# EXERCISE AIM
Return every entry exactly as written.

# SUPPLIED MATERIAL
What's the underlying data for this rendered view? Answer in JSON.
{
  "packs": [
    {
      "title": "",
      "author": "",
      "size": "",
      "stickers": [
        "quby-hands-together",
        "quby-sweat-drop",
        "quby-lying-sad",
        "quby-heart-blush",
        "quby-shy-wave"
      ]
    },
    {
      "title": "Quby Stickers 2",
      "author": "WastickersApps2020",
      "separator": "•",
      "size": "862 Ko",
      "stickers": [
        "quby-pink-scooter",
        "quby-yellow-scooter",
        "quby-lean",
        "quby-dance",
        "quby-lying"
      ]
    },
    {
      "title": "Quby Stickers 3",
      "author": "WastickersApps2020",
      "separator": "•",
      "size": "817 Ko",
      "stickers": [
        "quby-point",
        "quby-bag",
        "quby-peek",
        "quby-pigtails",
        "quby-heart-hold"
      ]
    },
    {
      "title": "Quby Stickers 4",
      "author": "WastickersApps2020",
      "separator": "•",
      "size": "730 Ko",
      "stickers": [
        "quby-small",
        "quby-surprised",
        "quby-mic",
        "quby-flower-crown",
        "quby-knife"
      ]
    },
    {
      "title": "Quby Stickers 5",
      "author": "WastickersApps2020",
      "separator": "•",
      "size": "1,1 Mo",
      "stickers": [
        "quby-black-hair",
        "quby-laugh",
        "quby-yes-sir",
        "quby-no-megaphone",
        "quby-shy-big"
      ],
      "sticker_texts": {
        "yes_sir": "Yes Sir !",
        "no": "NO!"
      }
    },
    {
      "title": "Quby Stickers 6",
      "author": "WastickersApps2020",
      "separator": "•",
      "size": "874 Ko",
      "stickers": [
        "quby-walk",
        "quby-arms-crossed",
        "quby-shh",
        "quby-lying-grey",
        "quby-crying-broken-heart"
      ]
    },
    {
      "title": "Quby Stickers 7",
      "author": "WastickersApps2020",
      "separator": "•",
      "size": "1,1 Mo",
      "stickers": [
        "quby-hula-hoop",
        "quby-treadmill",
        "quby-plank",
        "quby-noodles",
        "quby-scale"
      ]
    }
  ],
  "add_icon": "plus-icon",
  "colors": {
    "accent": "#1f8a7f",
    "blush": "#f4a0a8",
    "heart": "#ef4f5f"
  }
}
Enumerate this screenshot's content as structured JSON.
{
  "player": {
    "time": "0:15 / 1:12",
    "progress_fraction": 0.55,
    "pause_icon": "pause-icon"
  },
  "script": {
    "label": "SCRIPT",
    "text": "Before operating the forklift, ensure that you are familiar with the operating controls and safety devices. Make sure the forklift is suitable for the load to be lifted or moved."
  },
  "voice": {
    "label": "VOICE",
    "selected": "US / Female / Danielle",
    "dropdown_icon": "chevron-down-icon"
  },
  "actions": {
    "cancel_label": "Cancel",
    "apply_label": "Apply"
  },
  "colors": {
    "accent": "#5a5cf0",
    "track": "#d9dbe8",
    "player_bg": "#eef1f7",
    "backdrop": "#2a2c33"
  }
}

# WRITTEN SOLUTION
What's the underlying data for this rendered view? Answer in JSON.
{
  "packs": [
    {
      "title": "",
      "author": "",
      "size": "",
      "stickers": [
        "quby-hands-together",
        "quby-sweat-drop",
        "quby-lying-sad",
        "quby-heart-blush",
        "quby-shy-wave"
      ]
    },
    {
      "title": "Quby Stickers 2",
      "author": "WastickersApps2020",
      "separator": "•",
      "size": "862 Ko",
      "stickers": [
        "quby-pink-scooter",
        "quby-yellow-scooter",
        "quby-lean",
        "quby-dance",
        "quby-lying"
      ]
    },
    {
      "title": "Quby Stickers 3",
      "author": "WastickersApps2020",
      "separator": "•",
      "size": "817 Ko",
      "stickers": [
        "quby-point",
        "quby-bag",
        "quby-peek",
        "quby-pigtails",
        "quby-heart-hold"
      ]
    },
    {
      "title": "Quby Stickers 4",
      "author": "WastickersApps2020",
      "separator": "•",
      "size": "730 Ko",
      "stickers": [
        "quby-small",
        "quby-surprised",
        "quby-mic",
        "quby-flower-crown",
        "quby-knife"
      ]
    },
    {
      "title": "Quby Stickers 5",
      "author": "WastickersApps2020",
      "separator": "•",
      "size": "1,1 Mo",
      "stickers": [
        "quby-black-hair",
        "quby-laugh",
        "quby-yes-sir",
        "quby-no-megaphone",
        "quby-shy-big"
      ],
      "sticker_texts": {
        "yes_sir": "Yes Sir !",
        "no": "NO!"
      }
    },
    {
      "title": "Quby Stickers 6",
      "author": "WastickersApps2020",
      "separator": "•",
      "size": "874 Ko",
      "stickers": [
        "quby-walk",
        "quby-arms-crossed",
        "quby-shh",
        "quby-lying-grey",
        "quby-crying-broken-heart"
      ]
    },
    {
      "title": "Quby Stickers 7",
      "author": "WastickersApps2020",
      "separator": "•",
      "size": "1,1 Mo",
      "stickers": [
        "quby-hula-hoop",
        "quby-treadmill",
        "quby-plank",
        "quby-noodles",
        "quby-scale"
      ]
    }
  ],
  "add_icon": "plus-icon",
  "colors": {
    "accent": "#1f8a7f",
    "blush": "#f4a0a8",
    "heart": "#ef4f5f"
  }
}
Enumerate this screenshot's content as structured JSON.
{
  "player": {
    "time": "0:15 / 1:12",
    "progress_fraction": 0.55,
    "pause_icon": "pause-icon"
  },
  "script": {
    "label": "SCRIPT",
    "text": "Before operating the forklift, ensure that you are familiar with the operating controls and safety devices. Make sure the forklift is suitable for the load to be lifted or moved."
  },
  "voice": {
    "label": "VOICE",
    "selected": "US / Female / Danielle",
    "dropdown_icon": "chevron-down-icon"
  },
  "actions": {
    "cancel_label": "Cancel",
    "apply_label": "Apply"
  },
  "colors": {
    "accent": "#5a5cf0",
    "track": "#d9dbe8",
    "player_bg": "#eef1f7",
    "backdrop": "#2a2c33"
  }
}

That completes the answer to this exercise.